### Exercise brief
Your task is to repeat all of the data exactly while excluding the pictures.

### Stored rows
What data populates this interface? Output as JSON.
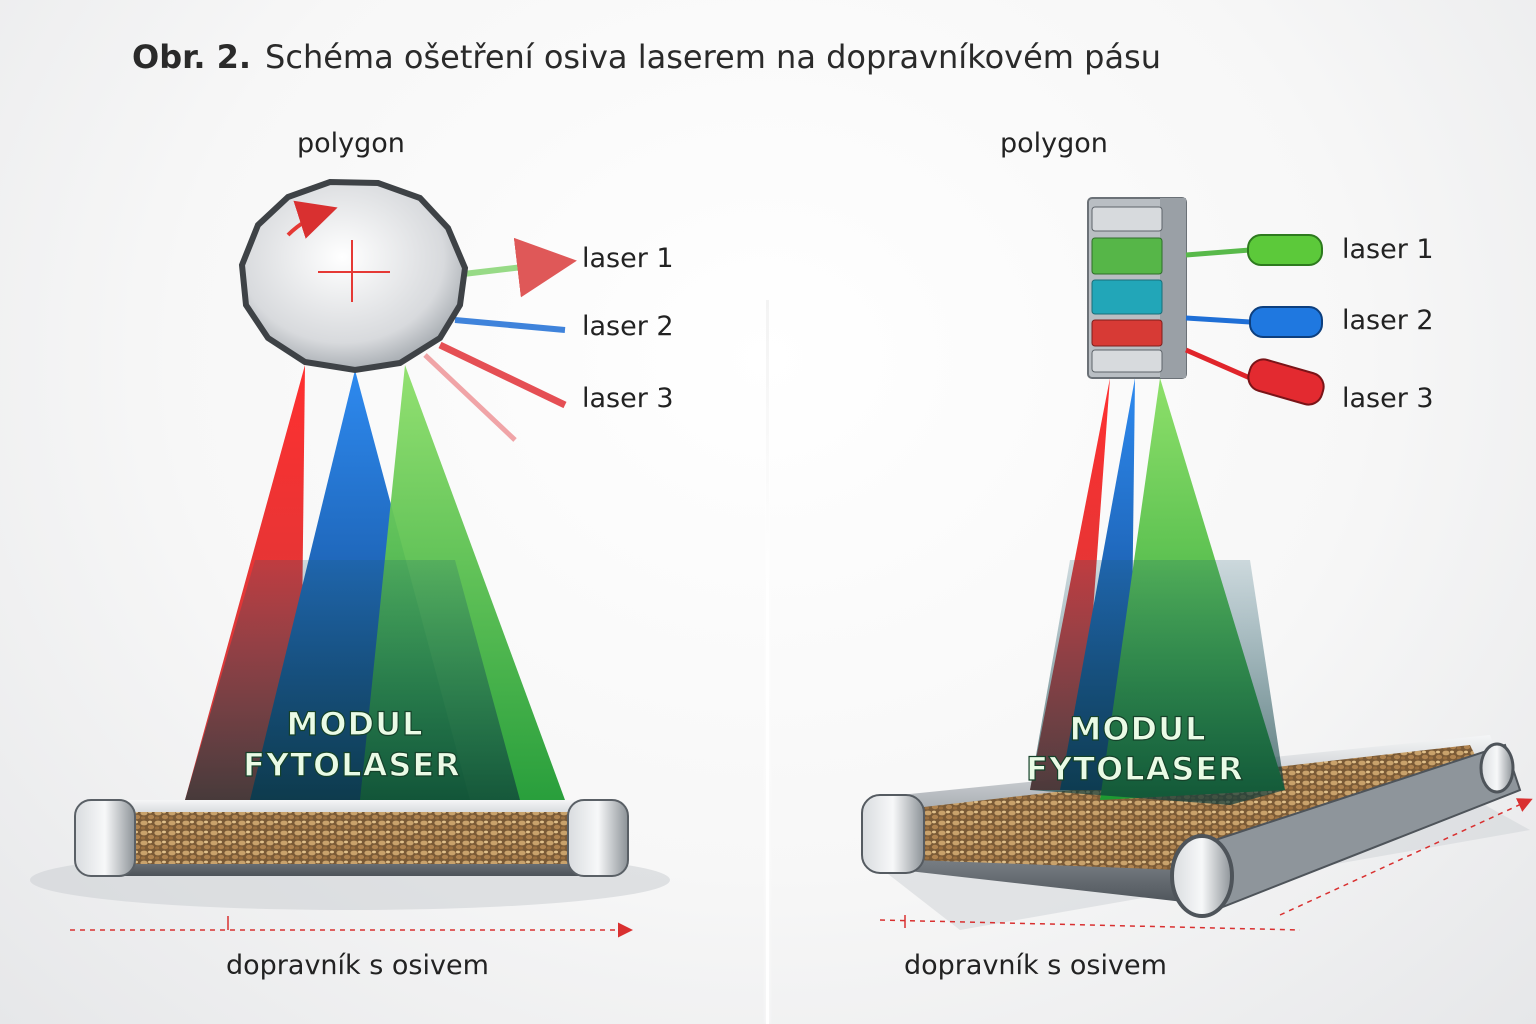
{
  "figure": {
    "number": "Obr. 2.",
    "title": "Schéma ošetření osiva laserem na dopravníkovém pásu"
  },
  "panels": [
    {
      "polygon_label": "polygon",
      "lasers": [
        "laser 1",
        "laser 2",
        "laser 3"
      ],
      "module_lines": [
        "MODUL",
        "FYTOLASER"
      ],
      "conveyor_label": "dopravník s osivem"
    },
    {
      "polygon_label": "polygon",
      "lasers": [
        "laser 1",
        "laser 2",
        "laser 3"
      ],
      "module_lines": [
        "MODUL",
        "FYTOLASER"
      ],
      "conveyor_label": "dopravník s osivem"
    }
  ],
  "colors": {
    "laser_1": "#3fb83a",
    "laser_2": "#1f6fd6",
    "laser_3": "#e0252b",
    "arrow": "#d93030"
  }
}
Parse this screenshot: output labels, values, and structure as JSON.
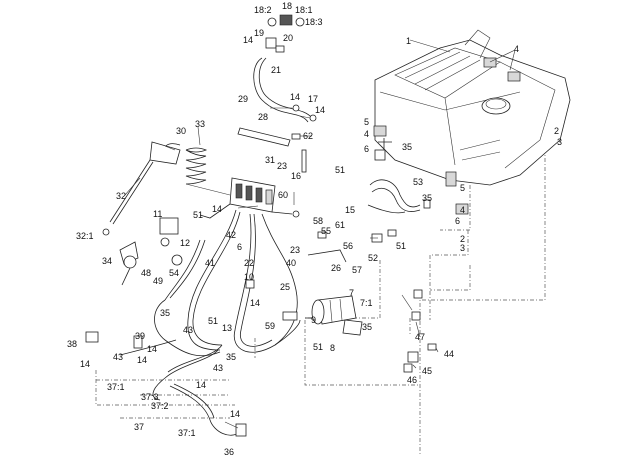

### Worked solution
What data populates this interface? Output as JSON.
{
  "figure": {
    "number": "Obr. 2.",
    "title": "Schéma ošetření osiva laserem na dopravníkovém pásu"
  },
  "panels": [
    {
      "polygon_label": "polygon",
      "lasers": [
        "laser 1",
        "laser 2",
        "laser 3"
      ],
      "module_lines": [
        "MODUL",
        "FYTOLASER"
      ],
      "conveyor_label": "dopravník s osivem"
    },
    {
      "polygon_label": "polygon",
      "lasers": [
        "laser 1",
        "laser 2",
        "laser 3"
      ],
      "module_lines": [
        "MODUL",
        "FYTOLASER"
      ],
      "conveyor_label": "dopravník s osivem"
    }
  ],
  "colors": {
    "laser_1": "#3fb83a",
    "laser_2": "#1f6fd6",
    "laser_3": "#e0252b",
    "arrow": "#d93030"
  }
}
Parse this screenshot: output labels, values, and structure as JSON.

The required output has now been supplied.